Text des Dokuments
┄┄┄┄┄┄

# [Allgemein] Fahrt auf einer Landkarte



## Tim C. (22. Oktober 2002)

Also wem das topic nix sagt:

Ich habe vorliegen eine Landkarte als Bilddatei (Maßstab etc. spielen keine Rolle) Jetzt möchte ich sozusagen eine Fahrt über eine Straße animieren, sprich ich will, dass eine Route Stück für Stück z.B. Rot überlagert wird. Wenn möglich ohne AfterEffects (ich mag das Prog nicht  )


----------



## goela (22. Oktober 2002)

> Wenn möglich ohne AfterEffects (ich mag das Prog nicht  )


Huiii, wenn das Bubi liest!!!!  

So geht's auch ohne AfterEffects!! Nicht gerade toll aber funktioniert!

Bildschirm - Einstellung 800 x 600 pixel oder Höher
Camtasia Recorder (oder Snagit) downloaden/installieren (http://www.techsmith.com) 
Landkarte einscannen und mit Photoshop oder ähnlichem Programm auf den Bildschirm anzeigen lassen. 
Camtasia Recorder auf eine zu capturende Fläche von 720 x 576 / AVI einstellen und mit F9 starten.
Den von Camtasia definierten Bereich 720 x 576 - bezogen auf die gescannte Karte - mit der Maus definieren damit das System erkennt was (welcher Bereich) zu capturen ist.
Mit der Maus (besser mit dem Stift eines Graphik-Tabletts) eine (sich bewegende) Linie (besser: Reiseroute) zeichnen "während der Camtasia Recorder aufzeichnet/läuft". 
F10 Stop des Recorders
Datei vom TCC-AVI Format mit Camtasia in das AVI-Standardformat umrechnen lassen.
Fertig zur Verarbeitung im Videoschnittprogramm.


----------



## Tim C. (22. Oktober 2002)

oki thx werds probieren...


----------



## ponda (23. Oktober 2002)

was hast du denn gegen After Effects?!?%) 
Das ist doch das geile prog überhaupt (für videobearbeitung)!!! 
naja, aber über geschmäcker lässt sich nicht streiten


----------



## goela (24. Oktober 2002)

After Effects ist eben kein Programm, wo man so auf die Schnelle was macht! Man muss sich schon etwas einarbeiten! Aber dann ist es natürlich unschlagbar!!!


----------



## ponda (24. Oktober 2002)

> Aber dann ist es natürlich unschlagbar!!!



oh yea, that's right


----------



## BubiBohnensack (27. Oktober 2002)

In Sachen Compositing ist es finde ich, wenn man einmal durchgestiegen ist, unschlagbar.


----------



## goela (28. Oktober 2002)

... aber vielleicht auch mal nicht schlecht, Beispiele zu zeigen, wie man's ohne AfterEffects machen kann oder könnte!!!


----------



## BubiBohnensack (28. Oktober 2002)

Schon klar, besonders, da die Frage ja möglichst ohne AE war.

@Leuchte,

Wenn es dir zu aufwendig ist, sag bescheid und schick mir die Karte, dann mach ich das eben für dich.


----------



## goela (28. Oktober 2002)

┄┄┄┄┄┄

Anmerkungen zu Layout-Elementen

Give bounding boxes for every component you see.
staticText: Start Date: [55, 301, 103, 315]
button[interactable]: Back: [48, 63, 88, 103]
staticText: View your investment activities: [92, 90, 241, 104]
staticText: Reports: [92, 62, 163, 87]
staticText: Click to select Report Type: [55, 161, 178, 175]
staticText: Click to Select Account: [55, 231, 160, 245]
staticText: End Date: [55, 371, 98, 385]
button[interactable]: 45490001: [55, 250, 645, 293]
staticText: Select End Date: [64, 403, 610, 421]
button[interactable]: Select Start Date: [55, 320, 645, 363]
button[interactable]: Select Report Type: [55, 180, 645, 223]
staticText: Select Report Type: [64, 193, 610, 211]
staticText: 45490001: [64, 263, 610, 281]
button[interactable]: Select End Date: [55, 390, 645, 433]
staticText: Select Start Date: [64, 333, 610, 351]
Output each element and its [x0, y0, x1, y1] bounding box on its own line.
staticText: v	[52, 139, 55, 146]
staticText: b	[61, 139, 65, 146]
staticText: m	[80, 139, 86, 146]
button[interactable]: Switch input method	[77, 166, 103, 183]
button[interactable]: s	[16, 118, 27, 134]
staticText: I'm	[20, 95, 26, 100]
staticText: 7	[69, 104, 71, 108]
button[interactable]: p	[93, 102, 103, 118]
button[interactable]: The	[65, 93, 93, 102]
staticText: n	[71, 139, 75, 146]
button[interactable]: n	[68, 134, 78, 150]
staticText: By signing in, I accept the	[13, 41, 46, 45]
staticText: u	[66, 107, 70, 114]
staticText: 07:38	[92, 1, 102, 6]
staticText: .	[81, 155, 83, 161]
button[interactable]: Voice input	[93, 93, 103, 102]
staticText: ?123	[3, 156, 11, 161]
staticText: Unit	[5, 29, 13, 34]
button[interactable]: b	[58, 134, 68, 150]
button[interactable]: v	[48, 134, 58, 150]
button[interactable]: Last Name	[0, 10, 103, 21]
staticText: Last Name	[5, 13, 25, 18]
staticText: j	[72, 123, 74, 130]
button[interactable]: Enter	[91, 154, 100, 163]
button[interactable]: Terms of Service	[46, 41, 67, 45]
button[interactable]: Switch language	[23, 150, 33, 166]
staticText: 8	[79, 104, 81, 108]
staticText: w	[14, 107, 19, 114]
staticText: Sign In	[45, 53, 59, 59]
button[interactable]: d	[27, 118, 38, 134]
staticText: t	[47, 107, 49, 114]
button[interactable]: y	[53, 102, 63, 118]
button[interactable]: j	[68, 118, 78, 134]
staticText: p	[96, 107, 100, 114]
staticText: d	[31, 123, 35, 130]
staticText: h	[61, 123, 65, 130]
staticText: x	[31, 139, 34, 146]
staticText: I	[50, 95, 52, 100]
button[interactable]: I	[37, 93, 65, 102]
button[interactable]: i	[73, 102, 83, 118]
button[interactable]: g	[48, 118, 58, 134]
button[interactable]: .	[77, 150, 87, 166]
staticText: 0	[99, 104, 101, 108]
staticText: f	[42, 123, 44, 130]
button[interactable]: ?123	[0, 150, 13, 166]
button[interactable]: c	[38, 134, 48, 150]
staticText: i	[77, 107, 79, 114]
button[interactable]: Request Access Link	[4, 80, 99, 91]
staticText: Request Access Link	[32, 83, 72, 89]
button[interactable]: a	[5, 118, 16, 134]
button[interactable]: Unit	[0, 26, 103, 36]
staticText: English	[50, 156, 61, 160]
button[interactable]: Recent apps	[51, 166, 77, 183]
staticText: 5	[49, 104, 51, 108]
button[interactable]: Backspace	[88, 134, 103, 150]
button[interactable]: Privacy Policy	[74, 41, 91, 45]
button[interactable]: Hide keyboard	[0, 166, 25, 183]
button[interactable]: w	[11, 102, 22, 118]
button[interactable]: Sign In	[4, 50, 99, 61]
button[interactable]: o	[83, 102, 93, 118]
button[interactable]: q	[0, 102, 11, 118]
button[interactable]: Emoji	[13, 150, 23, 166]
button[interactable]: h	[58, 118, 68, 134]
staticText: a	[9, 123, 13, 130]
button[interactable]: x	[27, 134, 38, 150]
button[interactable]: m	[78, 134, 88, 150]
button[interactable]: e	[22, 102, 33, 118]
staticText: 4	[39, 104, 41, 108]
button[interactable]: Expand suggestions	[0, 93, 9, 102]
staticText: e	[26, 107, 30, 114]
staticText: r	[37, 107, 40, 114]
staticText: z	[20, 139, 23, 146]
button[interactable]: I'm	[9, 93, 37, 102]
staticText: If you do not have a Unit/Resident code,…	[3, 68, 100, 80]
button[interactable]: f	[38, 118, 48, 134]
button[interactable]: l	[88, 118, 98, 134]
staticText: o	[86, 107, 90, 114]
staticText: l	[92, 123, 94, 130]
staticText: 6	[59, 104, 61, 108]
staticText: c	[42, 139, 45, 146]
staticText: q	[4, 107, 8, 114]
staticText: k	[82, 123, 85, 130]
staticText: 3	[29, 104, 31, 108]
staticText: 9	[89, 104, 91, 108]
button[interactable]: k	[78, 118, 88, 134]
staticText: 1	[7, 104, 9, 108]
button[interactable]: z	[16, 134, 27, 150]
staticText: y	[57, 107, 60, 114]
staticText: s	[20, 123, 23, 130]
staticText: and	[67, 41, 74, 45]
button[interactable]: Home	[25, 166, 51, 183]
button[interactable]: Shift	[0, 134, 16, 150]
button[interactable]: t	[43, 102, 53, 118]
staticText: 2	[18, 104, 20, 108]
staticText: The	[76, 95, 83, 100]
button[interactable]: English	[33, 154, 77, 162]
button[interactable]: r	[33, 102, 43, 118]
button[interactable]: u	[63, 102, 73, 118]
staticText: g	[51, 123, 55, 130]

┄┄┄┄┄┄

Deine Aufgabe
Beantworte diese Fragen zum Forumsbeitrag über die Fahrt auf einer Landkarte:
(a) Mit welcher Taste wird der Camtasia Recorder gestartet?
(b) Welche Bildschirmeinstellung wird für den Weg ohne AfterEffects genannt?
(c) Was bietet BubiBohnensack an, falls die Sache zu aufwendig ist?

Lösung
(a) Mit F9.
(b) 800 x 600 Pixel oder höher.
(c) Man soll Bescheid sagen und ihm die Karte schicken, dann macht er das.